- [Provided passage]:
= Beginning of Section =

I’d heard during a NOFA workshop that there was a heritage breed of chickens that had nicer flavor and that were better adapted to foraging on pasture.
View part one of processing video here:
I’d just finished raising some Cornish Crosses on pasture in a mixed flock with turkeys, ducks, a variety of egg layers and a pair of Chinese Weeder Geese. I used two different brands of electro-net fencing and moved the 50×50 foot pen around my 3 acres of pasture on about a weekly basis. My flock was about 30 strong after the first small ones were picked off by various birds of prey, raccoons, cats, etc. as I got my system down that first year. The Cornish crosses always just kind of grossed me out. The were so ravenously hungry all the time, and they grew so fat so fast, they were always naked under a thin layer of feathers that couldn’t keep up with there expansive growth and glutonous weight gain. As they got fatter, I had several that just stopped being able to get up and run around like the other chickens. They would heft their girth up only when absolutely necessary to go get water or head into their coop for the night. Eventually a few broke a leg in their daily activities of trying to jump up or down in the coop, or run around. I was very interested when I heard about the heritage breed of French meat chicken. I tracked down one hatchery that had gotten some from another that had gone out of business. I think it was Meyer Hatchery (in OH), but I dont’ see the breed on their list now. I have a few left that I will try to breed next year.
I only raise the birds for my home consumption. I am really opposed to the commercially available meat options after touring the middle of our country and seeing the factory farm conditions. I have spent enough time close up with chickens and cows to know that they are sentient beings and although I choose to eat them, I don’t want them to suffer from boredom or confinement during their lives before their final day. Learning to raise and process my own meat and egg layers has been fun, heart breaking, and always interesting for me and my family and to my surprise, also to my neighbors who became very invested in my flock as the birds were very interactive with all the walkers who got used to their honks, and gobbles of hello as they went by the pasture on a daily basis. My male Royal Palm turkey figured out that all he had to do was walk onto the fence and push it down in order to get out, so he frequently took walks down the road with grandmothers pushing surprised toddlers in their strollers and strutted his stuff in front of my sliding glass door. His beauty and personality were a great surprise and delight to everyone who saw him.

= End of Section =

- [Study material]:
= Beginning of Section =

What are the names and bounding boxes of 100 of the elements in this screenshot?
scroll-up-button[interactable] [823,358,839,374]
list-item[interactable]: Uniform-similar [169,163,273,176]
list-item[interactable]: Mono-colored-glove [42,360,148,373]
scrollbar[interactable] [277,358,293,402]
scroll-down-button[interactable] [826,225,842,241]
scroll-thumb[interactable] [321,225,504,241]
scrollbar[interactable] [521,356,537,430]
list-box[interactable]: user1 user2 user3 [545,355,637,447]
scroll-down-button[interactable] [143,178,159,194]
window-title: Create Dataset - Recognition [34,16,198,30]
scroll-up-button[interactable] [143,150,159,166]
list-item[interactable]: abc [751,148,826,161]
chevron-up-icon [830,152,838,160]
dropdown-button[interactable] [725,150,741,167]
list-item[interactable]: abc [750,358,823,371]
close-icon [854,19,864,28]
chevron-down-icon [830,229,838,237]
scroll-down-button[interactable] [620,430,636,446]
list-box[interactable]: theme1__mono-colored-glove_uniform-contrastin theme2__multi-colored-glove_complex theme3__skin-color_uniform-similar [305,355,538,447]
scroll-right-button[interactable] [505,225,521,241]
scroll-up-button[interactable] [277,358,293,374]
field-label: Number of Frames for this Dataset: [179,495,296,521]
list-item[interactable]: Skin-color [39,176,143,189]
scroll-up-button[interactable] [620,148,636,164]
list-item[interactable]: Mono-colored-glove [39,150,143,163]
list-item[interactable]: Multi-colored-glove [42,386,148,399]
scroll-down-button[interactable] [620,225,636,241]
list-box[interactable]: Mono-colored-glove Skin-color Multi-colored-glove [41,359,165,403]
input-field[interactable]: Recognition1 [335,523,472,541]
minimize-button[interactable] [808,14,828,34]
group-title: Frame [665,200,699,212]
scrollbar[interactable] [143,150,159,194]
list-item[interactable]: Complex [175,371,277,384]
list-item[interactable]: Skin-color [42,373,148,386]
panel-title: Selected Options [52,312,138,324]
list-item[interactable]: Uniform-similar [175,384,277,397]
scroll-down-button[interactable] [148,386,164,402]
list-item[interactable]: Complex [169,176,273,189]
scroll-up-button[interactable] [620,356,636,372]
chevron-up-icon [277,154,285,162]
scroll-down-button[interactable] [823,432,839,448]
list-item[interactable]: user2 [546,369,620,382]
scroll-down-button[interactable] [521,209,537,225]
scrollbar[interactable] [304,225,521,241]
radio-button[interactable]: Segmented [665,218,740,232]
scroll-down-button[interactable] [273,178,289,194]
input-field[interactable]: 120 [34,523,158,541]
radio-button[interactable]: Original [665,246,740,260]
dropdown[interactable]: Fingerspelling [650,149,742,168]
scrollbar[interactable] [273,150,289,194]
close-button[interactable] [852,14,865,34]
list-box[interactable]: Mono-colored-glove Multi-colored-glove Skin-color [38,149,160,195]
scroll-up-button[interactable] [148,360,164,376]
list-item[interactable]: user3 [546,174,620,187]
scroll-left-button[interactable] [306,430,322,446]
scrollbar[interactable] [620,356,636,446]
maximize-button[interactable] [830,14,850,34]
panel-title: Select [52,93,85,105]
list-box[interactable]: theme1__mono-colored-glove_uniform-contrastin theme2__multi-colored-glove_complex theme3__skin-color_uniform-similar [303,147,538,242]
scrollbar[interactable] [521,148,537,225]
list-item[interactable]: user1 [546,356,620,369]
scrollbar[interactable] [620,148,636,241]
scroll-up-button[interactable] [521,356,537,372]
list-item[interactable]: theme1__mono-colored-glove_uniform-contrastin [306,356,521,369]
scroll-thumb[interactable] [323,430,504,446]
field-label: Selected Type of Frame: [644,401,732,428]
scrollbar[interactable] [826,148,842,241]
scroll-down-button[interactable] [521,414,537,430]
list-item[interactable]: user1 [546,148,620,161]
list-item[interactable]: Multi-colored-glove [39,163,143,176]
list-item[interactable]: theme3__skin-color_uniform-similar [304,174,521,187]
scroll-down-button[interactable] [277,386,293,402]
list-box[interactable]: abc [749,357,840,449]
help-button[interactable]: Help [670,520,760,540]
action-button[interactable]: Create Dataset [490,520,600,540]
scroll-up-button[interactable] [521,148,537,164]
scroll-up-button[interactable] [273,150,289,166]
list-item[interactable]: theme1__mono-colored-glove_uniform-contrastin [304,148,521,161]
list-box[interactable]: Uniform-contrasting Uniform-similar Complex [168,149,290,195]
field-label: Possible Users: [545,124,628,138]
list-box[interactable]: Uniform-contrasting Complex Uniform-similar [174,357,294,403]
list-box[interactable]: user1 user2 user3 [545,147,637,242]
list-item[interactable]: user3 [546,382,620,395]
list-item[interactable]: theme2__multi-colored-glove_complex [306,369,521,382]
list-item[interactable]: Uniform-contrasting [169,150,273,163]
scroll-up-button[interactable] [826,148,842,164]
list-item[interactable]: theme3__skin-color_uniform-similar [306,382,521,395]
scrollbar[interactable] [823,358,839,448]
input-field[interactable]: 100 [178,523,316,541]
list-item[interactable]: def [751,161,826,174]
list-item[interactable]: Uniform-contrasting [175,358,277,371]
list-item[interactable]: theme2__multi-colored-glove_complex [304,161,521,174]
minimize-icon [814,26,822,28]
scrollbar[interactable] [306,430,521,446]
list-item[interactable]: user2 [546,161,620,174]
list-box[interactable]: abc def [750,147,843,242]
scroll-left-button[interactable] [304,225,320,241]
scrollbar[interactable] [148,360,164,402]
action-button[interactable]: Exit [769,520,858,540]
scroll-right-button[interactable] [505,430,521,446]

= End of Section =

Reproduce the passage of the chicken-raising text from "I’d heard during" to "foraging on pasture.". The records have nothing to do with what you are asked to do.

I’d heard during a NOFA workshop that there was a heritage breed of chickens that had nicer flavor and that were better adapted to foraging on pasture.